-- begin Given information --
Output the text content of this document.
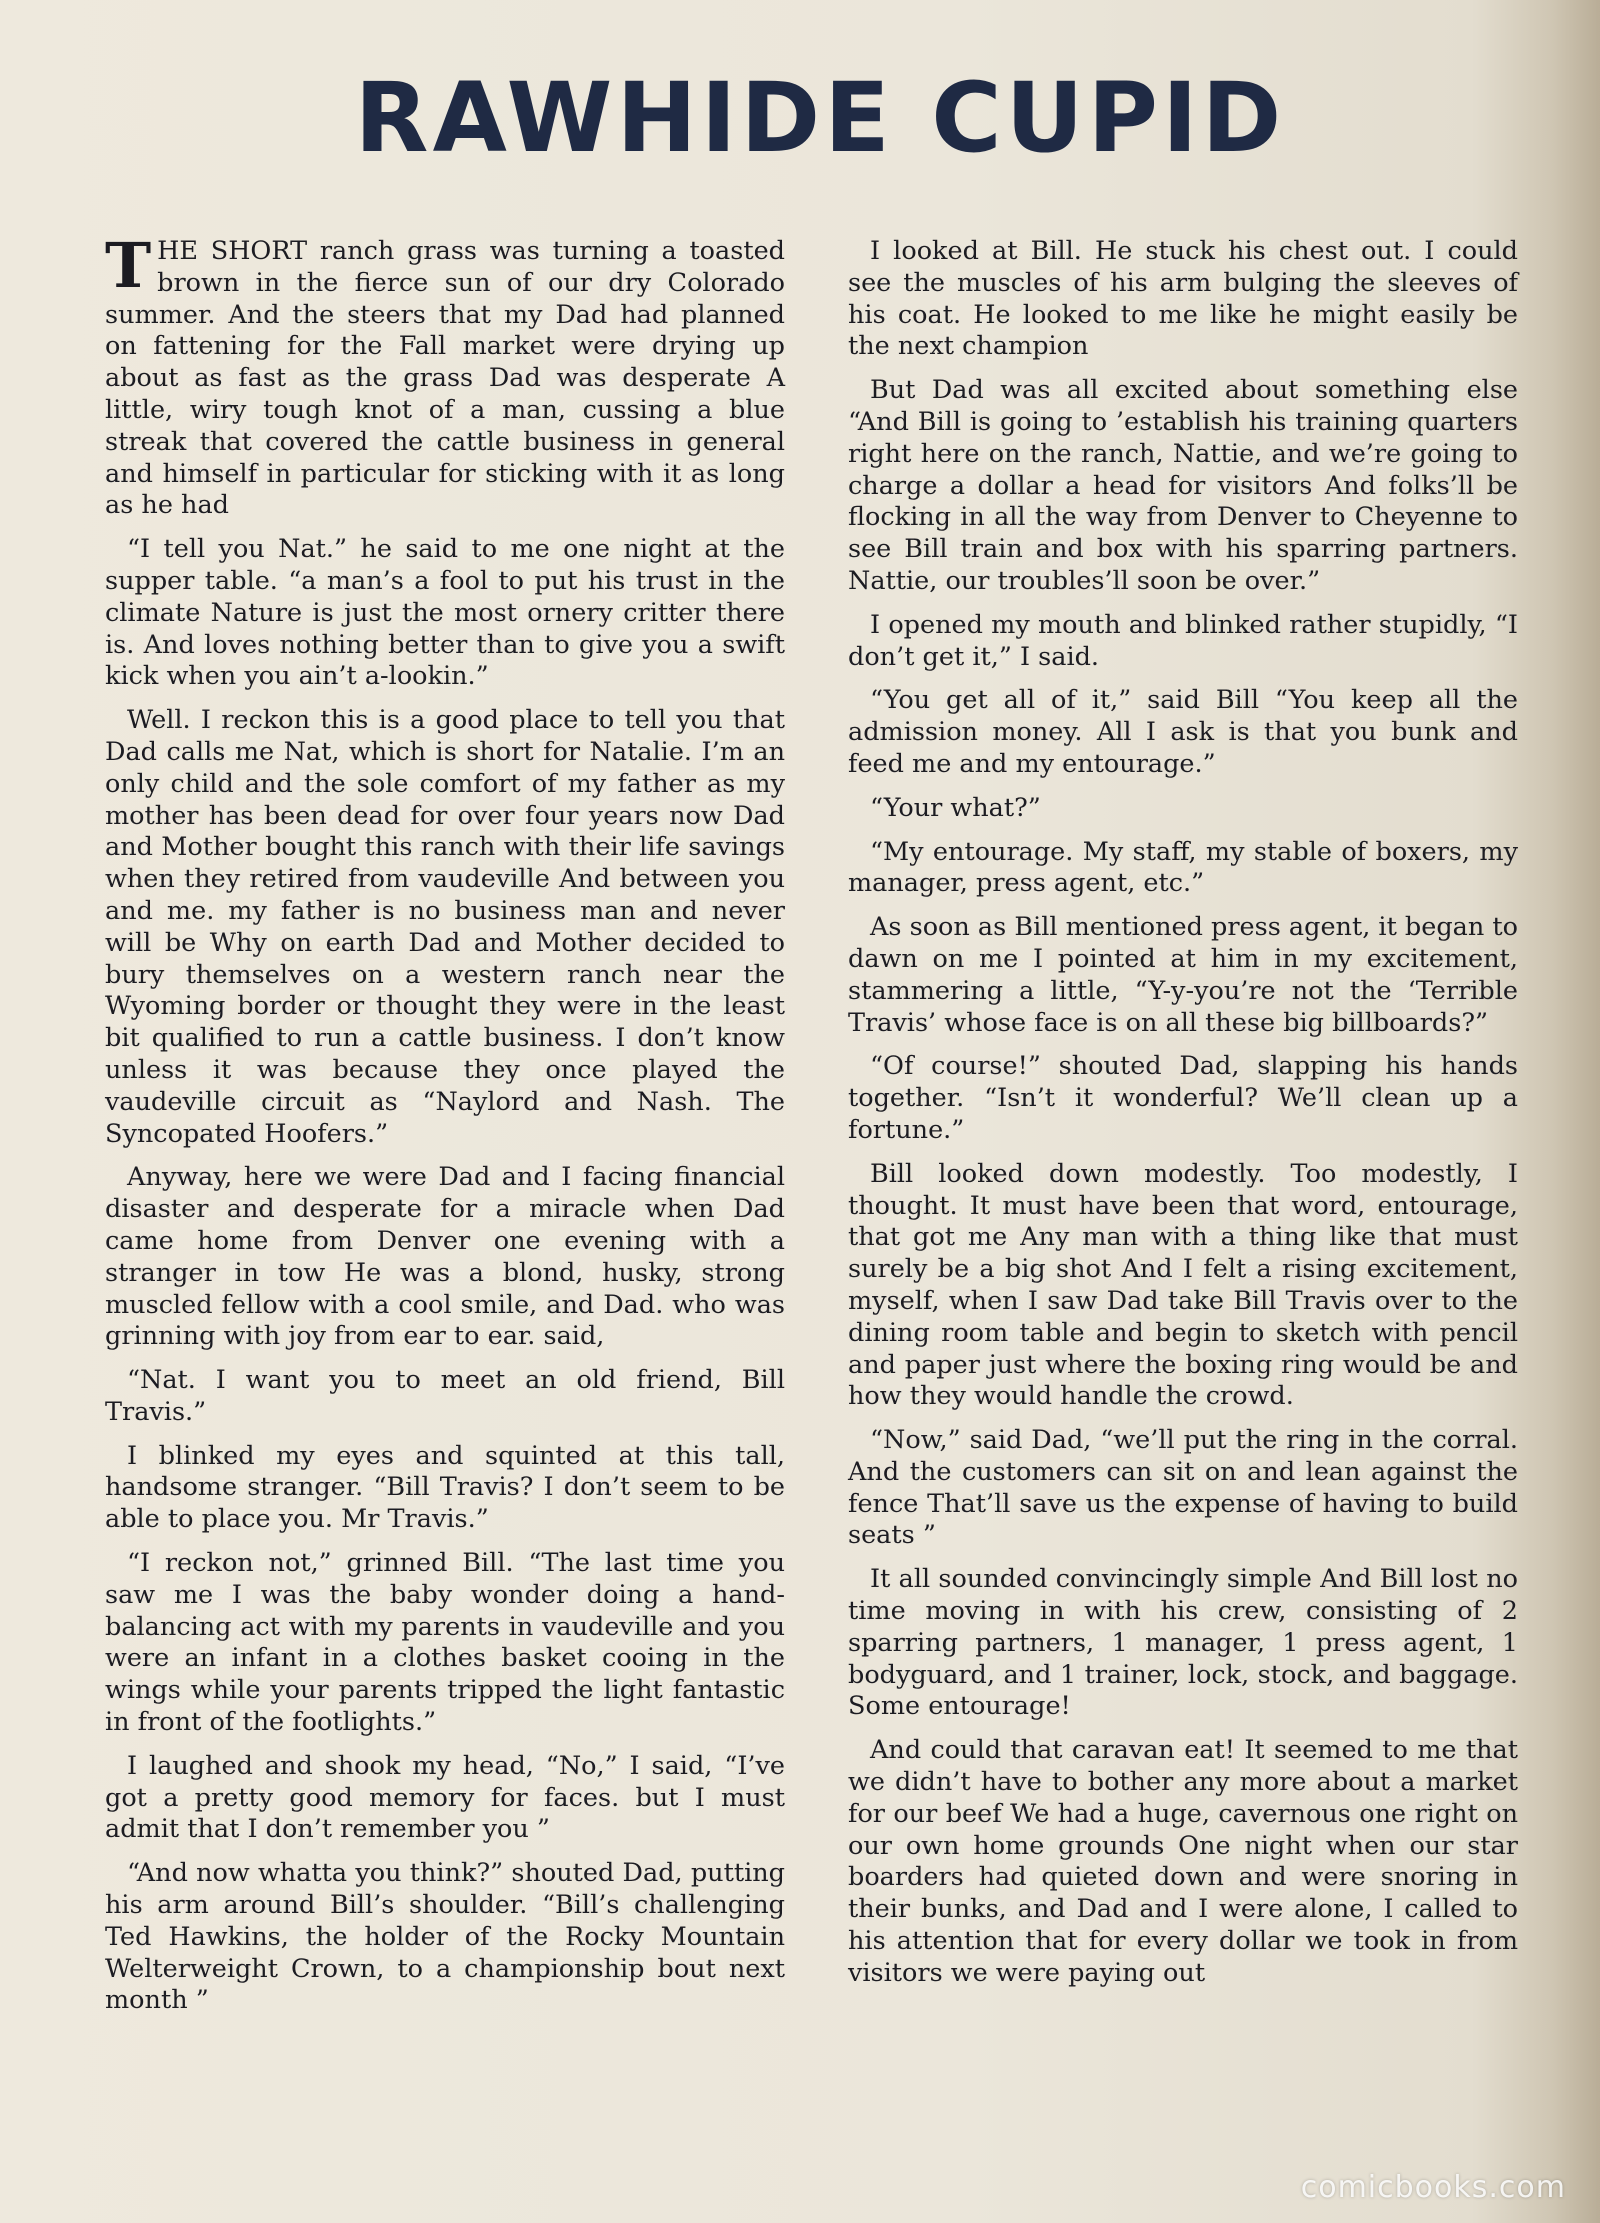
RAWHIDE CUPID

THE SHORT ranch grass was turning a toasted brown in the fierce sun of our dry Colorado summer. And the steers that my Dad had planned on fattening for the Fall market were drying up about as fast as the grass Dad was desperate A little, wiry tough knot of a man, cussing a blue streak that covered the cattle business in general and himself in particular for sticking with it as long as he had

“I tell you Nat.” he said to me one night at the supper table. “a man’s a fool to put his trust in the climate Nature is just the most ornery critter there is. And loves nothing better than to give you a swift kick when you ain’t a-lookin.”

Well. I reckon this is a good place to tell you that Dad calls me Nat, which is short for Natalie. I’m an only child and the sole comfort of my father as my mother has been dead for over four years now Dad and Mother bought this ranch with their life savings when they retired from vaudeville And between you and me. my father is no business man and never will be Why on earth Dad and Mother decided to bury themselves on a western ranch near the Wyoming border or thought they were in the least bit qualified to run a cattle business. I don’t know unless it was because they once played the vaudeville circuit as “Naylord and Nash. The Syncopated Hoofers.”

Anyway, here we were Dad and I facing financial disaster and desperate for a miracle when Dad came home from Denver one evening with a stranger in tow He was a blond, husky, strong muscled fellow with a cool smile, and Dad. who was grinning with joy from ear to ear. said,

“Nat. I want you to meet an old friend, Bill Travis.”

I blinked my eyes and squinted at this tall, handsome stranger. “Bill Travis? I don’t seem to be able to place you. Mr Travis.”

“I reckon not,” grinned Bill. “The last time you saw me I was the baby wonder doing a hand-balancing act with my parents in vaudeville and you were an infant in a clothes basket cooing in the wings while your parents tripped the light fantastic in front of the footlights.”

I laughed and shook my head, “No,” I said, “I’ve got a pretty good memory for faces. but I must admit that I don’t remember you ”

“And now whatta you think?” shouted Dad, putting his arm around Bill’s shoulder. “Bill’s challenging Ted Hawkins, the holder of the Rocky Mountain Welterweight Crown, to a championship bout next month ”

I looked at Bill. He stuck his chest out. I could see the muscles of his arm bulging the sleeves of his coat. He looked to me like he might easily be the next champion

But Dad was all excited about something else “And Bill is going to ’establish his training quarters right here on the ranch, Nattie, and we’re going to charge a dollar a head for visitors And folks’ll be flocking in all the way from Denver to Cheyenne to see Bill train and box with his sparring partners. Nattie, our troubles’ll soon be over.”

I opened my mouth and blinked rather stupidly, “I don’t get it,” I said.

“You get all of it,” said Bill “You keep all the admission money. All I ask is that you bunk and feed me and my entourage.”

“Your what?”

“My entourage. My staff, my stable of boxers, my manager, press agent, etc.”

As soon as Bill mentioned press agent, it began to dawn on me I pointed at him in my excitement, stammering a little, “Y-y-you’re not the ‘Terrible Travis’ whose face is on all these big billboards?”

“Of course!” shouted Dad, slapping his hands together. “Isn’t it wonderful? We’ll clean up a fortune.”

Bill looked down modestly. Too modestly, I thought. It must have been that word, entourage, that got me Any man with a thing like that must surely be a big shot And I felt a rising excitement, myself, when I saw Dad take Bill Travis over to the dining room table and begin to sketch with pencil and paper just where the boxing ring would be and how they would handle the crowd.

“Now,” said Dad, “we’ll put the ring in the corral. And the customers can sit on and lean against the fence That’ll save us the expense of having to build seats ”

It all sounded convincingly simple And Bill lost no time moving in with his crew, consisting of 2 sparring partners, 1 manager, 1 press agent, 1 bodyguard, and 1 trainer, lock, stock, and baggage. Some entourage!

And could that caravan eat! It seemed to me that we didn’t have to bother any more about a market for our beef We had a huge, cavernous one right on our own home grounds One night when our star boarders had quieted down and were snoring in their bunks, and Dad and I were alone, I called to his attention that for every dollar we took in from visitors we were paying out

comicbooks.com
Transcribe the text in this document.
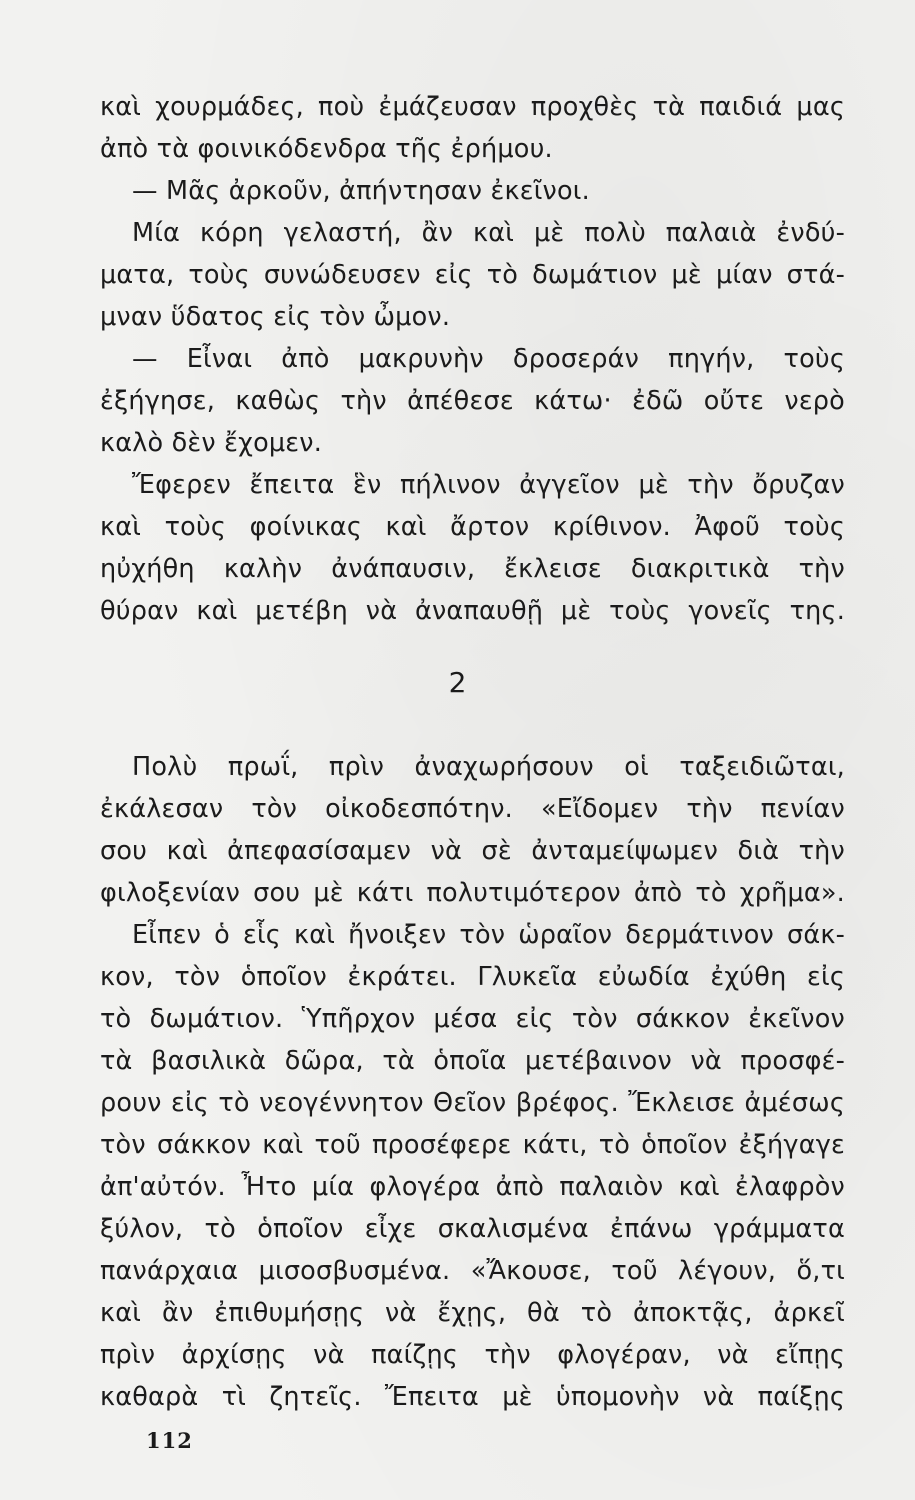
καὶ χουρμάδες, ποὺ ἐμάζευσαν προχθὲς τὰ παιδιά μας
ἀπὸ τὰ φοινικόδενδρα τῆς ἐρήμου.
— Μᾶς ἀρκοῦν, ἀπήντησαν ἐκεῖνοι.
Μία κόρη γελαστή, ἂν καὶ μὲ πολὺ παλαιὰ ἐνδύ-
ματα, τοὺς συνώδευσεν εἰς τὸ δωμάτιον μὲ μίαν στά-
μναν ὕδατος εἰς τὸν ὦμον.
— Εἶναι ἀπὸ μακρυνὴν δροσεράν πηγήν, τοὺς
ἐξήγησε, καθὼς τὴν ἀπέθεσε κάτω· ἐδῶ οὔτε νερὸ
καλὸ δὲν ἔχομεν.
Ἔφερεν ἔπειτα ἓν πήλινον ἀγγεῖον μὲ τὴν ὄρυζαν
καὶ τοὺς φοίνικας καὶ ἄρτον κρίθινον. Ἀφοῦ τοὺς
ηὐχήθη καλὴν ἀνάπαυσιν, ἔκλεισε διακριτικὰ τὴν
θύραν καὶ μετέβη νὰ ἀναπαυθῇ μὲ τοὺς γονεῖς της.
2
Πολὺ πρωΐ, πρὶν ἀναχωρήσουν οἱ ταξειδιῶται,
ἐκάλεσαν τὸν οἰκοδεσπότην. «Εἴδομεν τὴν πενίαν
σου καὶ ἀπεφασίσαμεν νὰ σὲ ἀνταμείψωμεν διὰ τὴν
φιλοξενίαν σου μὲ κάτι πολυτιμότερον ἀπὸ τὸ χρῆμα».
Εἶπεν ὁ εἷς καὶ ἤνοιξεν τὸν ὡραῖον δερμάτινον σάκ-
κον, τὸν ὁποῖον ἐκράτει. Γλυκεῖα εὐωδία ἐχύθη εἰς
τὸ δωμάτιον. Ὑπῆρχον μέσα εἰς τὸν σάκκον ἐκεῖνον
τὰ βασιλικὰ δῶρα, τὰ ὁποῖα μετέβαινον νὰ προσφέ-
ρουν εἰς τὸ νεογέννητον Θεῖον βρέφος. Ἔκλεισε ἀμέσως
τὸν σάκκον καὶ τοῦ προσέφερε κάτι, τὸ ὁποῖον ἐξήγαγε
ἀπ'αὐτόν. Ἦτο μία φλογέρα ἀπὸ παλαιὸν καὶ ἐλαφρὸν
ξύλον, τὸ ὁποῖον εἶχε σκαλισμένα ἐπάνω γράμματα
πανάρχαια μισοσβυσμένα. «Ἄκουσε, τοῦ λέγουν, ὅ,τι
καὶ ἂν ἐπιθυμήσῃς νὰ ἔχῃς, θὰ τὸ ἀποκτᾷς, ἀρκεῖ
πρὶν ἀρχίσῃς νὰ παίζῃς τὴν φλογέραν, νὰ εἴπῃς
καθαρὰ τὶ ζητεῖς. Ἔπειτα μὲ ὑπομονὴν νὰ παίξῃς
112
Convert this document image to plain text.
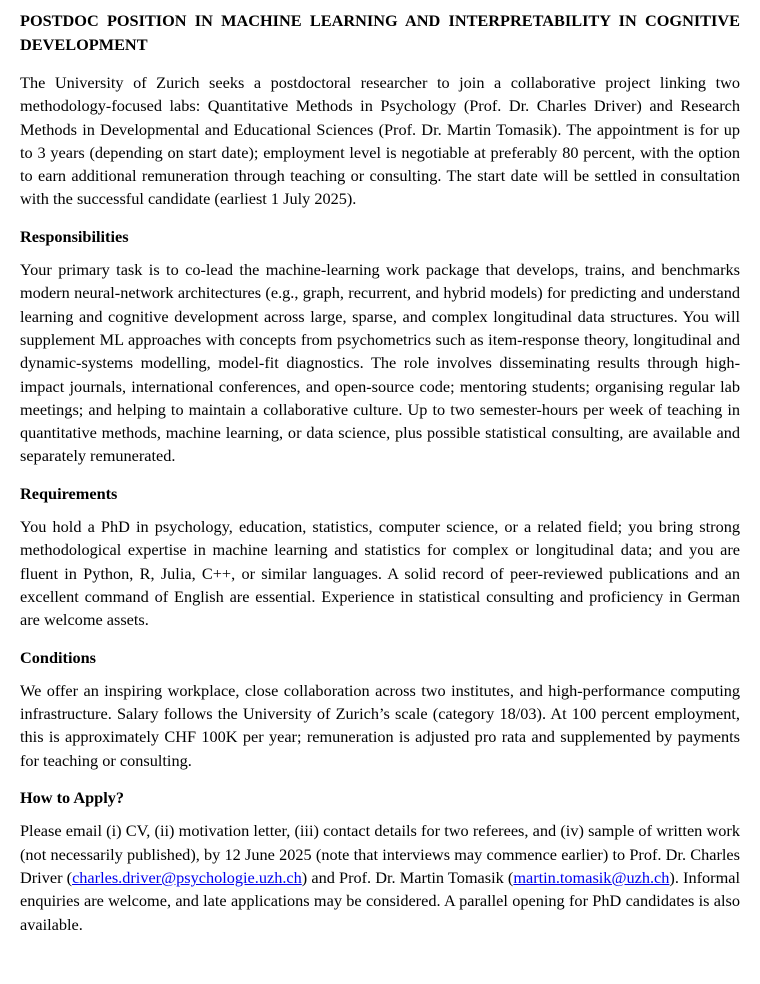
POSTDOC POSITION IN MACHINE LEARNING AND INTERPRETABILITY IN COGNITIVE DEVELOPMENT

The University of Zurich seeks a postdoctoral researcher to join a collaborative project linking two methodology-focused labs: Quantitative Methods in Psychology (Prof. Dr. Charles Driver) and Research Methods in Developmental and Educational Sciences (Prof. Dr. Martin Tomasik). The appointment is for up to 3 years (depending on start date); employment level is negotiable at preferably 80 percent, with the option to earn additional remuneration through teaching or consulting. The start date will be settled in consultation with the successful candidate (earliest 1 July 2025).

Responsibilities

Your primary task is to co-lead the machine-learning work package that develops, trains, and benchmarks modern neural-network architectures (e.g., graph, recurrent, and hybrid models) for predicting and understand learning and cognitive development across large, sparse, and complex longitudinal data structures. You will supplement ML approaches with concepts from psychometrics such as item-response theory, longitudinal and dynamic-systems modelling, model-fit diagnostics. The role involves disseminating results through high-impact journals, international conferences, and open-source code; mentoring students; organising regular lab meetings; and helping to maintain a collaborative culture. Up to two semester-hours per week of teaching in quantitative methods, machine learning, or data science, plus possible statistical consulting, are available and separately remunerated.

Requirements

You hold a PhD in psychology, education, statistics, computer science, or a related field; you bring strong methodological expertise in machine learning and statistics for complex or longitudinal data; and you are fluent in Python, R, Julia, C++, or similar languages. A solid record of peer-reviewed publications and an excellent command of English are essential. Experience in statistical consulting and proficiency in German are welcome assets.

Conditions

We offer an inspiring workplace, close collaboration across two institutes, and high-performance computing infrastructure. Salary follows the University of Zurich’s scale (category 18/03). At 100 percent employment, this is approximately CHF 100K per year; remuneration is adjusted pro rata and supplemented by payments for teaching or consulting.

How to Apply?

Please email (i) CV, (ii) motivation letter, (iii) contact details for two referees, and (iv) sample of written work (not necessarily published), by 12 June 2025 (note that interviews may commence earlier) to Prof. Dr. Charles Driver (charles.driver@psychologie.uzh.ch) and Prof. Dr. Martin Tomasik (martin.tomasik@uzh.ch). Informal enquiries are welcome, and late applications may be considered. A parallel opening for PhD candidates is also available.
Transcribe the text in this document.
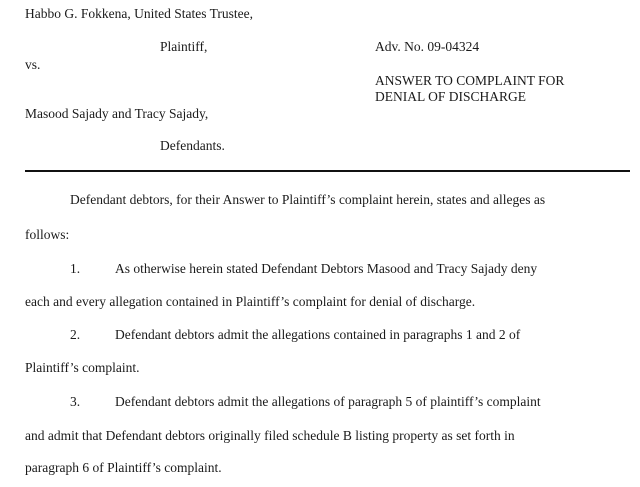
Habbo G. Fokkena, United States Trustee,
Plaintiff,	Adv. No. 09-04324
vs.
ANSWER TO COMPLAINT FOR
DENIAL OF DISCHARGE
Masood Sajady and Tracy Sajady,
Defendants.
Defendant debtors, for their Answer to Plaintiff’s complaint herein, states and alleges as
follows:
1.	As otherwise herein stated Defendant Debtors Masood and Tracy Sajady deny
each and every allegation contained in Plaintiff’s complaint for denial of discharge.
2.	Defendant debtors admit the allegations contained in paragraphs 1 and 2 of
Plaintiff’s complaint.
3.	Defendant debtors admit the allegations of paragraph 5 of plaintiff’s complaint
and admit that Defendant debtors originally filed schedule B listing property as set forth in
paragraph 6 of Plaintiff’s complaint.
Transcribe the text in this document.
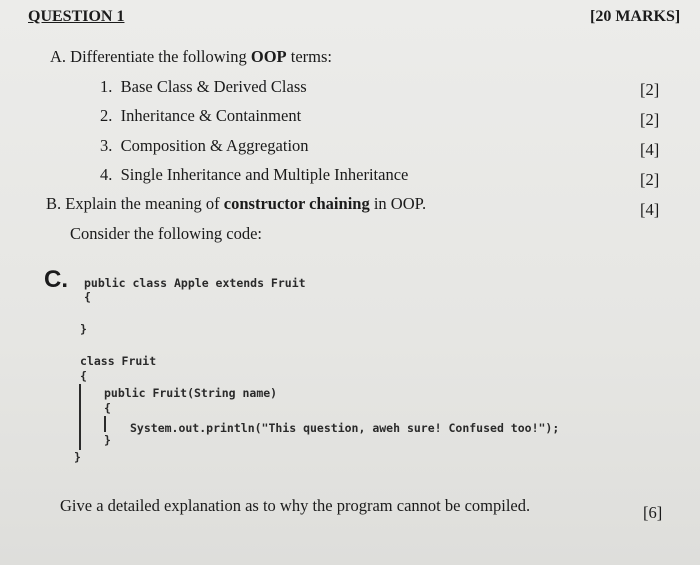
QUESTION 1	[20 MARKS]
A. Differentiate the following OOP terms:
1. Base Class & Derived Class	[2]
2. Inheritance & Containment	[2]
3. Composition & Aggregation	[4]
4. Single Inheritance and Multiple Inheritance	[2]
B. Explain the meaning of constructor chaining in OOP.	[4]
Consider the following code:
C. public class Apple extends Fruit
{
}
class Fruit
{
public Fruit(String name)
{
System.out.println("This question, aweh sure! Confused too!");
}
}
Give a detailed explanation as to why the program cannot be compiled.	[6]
-- end Given information --
#### [Task]
Pull every line containing the word "τοὺς" out of the material.

#### [The output]
ματα, τοὺς συνώδευσεν εἰς τὸ δωμάτιον μὲ μίαν στά-
— Εἶναι ἀπὸ μακρυνὴν δροσεράν πηγήν, τοὺς
καὶ τοὺς φοίνικας καὶ ἄρτον κρίθινον. Ἀφοῦ τοὺς
θύραν καὶ μετέβη νὰ ἀναπαυθῇ μὲ τοὺς γονεῖς της.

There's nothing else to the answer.